> [Supplied records]:
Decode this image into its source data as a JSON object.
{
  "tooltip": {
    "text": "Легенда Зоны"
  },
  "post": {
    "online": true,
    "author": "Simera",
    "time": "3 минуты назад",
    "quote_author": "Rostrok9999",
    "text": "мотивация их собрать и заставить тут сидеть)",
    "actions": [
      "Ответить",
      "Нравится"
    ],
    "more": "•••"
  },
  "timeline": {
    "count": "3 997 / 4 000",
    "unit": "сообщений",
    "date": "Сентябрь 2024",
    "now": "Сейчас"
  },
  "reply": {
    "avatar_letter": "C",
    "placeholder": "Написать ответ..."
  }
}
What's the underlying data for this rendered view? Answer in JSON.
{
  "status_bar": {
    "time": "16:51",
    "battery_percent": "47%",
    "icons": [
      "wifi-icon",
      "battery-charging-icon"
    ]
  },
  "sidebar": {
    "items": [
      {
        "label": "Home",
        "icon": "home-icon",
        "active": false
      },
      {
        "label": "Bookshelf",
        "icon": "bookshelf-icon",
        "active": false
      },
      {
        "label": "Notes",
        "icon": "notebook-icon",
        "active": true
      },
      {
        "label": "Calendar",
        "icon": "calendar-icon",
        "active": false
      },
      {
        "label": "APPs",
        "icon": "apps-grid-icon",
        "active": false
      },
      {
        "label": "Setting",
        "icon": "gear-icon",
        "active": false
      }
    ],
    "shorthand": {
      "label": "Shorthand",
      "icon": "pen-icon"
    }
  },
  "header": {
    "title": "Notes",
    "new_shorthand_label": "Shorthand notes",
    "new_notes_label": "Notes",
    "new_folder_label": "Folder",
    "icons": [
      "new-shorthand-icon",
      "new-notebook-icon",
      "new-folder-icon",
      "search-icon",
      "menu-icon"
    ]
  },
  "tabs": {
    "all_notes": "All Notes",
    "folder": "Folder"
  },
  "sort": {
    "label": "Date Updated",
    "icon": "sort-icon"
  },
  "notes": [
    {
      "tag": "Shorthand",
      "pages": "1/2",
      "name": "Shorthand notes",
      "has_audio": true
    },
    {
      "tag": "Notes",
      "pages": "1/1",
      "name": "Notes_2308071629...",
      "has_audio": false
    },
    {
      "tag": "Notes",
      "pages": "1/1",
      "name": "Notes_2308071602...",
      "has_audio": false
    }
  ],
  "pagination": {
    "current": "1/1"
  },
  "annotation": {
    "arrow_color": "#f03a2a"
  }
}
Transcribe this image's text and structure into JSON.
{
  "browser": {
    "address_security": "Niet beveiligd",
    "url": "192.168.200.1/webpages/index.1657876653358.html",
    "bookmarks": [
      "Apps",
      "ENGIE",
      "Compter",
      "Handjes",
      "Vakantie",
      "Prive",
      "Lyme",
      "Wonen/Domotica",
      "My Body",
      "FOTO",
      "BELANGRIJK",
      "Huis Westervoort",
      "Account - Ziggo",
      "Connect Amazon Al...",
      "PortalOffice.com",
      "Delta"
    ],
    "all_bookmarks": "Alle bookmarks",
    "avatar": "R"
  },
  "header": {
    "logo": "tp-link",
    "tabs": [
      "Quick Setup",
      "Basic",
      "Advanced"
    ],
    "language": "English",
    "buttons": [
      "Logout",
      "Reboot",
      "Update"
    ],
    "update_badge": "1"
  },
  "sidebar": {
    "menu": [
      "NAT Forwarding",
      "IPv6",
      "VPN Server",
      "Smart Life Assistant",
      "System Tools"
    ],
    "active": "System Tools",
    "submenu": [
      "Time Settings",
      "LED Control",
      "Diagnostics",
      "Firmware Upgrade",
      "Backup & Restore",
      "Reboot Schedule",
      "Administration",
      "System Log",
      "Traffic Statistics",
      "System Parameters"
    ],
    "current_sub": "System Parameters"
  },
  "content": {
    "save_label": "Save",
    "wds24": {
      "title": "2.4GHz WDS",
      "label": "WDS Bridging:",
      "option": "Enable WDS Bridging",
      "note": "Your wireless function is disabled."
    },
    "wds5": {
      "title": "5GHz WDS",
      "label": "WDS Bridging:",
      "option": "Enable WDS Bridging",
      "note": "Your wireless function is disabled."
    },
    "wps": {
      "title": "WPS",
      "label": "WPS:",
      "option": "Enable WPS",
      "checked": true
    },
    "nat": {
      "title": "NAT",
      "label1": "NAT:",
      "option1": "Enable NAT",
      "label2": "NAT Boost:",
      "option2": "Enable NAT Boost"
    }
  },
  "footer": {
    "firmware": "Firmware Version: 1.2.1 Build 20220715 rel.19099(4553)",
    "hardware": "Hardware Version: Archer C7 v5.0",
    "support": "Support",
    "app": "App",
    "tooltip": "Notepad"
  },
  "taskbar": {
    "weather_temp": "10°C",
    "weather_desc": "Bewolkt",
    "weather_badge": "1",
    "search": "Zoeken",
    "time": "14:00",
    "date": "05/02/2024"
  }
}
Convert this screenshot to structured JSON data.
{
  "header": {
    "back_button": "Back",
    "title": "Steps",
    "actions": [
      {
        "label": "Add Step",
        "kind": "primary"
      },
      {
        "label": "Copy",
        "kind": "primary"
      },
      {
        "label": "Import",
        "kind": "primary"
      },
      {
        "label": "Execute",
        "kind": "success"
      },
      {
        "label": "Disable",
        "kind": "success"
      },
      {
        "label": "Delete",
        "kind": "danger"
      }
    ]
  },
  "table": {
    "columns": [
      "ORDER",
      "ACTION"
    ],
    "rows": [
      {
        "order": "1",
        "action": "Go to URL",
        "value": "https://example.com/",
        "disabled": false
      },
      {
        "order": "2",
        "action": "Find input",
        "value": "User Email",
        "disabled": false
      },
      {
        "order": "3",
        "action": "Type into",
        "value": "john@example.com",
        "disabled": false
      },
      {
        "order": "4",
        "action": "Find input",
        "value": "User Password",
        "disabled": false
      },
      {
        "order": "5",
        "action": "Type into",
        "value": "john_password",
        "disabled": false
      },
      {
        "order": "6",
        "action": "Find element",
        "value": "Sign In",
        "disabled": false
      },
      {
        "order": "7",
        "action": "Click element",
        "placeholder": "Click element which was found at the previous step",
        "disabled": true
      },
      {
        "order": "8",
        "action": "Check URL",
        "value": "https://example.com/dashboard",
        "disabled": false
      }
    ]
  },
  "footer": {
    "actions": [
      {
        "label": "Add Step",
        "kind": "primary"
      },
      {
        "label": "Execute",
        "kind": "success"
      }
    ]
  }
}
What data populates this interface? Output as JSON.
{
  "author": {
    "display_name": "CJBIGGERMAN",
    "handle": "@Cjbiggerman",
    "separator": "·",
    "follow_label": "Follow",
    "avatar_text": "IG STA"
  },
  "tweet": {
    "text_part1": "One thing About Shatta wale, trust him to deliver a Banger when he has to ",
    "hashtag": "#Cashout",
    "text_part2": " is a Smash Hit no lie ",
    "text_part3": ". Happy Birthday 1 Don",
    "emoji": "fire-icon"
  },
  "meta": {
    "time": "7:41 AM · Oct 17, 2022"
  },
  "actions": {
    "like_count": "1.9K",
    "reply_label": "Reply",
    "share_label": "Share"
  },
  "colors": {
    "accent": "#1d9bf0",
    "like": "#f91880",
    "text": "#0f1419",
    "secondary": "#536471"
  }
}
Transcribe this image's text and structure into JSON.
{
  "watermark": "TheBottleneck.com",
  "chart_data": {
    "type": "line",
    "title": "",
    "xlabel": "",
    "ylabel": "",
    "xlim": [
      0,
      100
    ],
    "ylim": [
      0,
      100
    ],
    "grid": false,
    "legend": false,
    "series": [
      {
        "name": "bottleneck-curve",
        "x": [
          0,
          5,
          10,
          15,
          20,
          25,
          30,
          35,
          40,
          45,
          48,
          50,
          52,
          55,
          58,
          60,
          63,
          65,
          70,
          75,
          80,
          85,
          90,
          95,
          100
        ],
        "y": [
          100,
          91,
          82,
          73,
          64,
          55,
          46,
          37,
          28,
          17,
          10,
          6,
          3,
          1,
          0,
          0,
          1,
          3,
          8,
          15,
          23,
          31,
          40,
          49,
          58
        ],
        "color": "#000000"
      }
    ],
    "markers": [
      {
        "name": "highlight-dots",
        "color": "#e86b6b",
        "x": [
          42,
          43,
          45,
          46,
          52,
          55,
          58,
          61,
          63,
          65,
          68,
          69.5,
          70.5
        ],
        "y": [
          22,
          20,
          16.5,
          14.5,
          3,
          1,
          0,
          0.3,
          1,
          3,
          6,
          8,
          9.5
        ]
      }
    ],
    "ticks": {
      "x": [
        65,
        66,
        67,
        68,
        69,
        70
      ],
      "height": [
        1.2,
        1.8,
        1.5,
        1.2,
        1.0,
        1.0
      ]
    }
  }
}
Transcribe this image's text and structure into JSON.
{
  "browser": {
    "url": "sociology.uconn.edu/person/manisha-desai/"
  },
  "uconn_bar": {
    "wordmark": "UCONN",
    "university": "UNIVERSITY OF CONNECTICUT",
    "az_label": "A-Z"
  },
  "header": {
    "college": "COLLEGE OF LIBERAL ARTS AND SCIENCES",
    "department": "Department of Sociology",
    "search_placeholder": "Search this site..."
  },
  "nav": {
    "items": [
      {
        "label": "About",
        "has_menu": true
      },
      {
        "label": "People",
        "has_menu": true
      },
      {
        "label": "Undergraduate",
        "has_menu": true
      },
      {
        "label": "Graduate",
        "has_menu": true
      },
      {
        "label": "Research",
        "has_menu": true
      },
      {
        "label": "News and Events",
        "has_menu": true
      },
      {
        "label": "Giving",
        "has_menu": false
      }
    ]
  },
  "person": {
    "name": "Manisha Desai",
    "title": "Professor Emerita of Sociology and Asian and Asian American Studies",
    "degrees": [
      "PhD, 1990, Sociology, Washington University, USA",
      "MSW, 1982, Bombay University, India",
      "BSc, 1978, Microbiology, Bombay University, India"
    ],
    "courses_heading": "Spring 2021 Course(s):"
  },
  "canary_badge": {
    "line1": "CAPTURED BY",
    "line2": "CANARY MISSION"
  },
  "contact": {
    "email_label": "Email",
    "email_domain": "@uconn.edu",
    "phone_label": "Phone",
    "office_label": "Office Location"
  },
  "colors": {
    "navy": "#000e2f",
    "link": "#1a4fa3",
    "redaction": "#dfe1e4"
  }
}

> [What you have to do]:
Extract, from the listing above, every line where the string "bookmarks" occurs.

> [Task answer]:
    "bookmarks": [
    "all_bookmarks": "Alle bookmarks",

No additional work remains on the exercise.